**Task description**
Return the lines below that carry the word "have".

**Material**
--- start ---
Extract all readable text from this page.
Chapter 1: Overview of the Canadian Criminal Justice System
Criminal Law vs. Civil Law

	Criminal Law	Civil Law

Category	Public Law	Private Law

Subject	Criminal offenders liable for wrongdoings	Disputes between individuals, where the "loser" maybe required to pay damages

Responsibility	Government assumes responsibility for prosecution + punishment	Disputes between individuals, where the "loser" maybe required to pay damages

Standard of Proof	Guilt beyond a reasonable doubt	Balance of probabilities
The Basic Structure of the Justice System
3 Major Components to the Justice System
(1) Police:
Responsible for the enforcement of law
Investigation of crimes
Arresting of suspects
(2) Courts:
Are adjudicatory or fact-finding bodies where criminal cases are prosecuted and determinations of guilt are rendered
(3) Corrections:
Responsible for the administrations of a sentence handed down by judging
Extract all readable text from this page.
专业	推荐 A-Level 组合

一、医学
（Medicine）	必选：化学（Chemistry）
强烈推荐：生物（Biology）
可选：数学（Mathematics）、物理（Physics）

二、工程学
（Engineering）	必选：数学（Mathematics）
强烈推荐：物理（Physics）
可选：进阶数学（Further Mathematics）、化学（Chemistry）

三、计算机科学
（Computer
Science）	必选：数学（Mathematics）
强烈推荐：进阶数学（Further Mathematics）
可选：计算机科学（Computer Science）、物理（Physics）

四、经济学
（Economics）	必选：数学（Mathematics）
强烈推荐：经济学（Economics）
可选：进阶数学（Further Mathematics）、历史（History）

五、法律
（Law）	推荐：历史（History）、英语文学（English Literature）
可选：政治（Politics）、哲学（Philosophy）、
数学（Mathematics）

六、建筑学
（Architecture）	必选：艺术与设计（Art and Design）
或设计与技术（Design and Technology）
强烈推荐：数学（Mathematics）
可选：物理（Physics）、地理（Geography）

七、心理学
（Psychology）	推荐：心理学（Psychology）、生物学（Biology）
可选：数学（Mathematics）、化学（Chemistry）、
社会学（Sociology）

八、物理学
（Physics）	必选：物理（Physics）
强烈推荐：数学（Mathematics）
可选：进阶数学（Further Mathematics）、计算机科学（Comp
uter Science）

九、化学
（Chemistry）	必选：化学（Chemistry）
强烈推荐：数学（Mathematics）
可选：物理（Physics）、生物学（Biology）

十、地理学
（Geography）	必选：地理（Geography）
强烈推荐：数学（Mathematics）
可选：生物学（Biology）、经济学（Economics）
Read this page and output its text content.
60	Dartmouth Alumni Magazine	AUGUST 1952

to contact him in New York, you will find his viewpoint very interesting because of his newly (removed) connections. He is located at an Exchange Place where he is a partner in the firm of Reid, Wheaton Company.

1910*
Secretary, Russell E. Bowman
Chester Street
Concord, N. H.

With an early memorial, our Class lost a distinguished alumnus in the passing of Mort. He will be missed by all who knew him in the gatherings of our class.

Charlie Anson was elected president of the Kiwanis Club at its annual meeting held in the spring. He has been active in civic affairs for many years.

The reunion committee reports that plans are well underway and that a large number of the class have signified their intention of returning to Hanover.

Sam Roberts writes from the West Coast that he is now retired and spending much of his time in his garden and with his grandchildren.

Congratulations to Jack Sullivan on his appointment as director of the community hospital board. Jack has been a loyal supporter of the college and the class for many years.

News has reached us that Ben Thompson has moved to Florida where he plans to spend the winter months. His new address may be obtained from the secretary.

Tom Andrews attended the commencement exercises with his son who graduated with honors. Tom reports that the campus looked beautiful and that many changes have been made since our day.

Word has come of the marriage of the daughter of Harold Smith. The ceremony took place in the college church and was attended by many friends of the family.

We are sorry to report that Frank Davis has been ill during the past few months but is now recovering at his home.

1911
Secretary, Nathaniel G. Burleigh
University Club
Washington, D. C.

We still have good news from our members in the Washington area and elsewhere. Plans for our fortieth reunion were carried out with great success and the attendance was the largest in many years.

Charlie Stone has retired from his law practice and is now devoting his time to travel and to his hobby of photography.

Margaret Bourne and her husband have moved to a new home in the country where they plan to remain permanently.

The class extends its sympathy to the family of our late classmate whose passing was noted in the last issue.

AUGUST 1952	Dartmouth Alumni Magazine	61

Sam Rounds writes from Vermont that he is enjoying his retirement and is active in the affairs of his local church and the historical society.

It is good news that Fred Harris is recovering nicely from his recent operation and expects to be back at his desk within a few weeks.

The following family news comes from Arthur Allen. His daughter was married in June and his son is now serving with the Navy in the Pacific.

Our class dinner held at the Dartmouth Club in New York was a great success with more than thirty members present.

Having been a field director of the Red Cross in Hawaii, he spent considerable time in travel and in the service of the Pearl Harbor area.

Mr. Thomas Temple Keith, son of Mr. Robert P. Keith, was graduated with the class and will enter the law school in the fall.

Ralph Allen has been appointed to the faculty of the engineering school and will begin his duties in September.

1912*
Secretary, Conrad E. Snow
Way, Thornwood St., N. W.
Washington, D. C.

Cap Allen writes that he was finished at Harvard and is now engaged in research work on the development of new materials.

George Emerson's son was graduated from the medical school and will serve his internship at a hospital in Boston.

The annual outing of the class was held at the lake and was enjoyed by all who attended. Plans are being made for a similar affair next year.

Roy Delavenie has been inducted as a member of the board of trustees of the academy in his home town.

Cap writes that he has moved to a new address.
--- end ---
**Result below**
The reunion committee reports that plans are well underway and that a large number of the class have signified their intention of returning to Hanover.
Tom Andrews attended the commencement exercises with his son who graduated with honors. Tom reports that the campus looked beautiful and that many changes have been made since our day.
We still have good news from our members in the Washington area and elsewhere. Plans for our fortieth reunion were carried out with great success and the attendance was the largest in many years.
Margaret Bourne and her husband have moved to a new home in the country where they plan to remain permanently.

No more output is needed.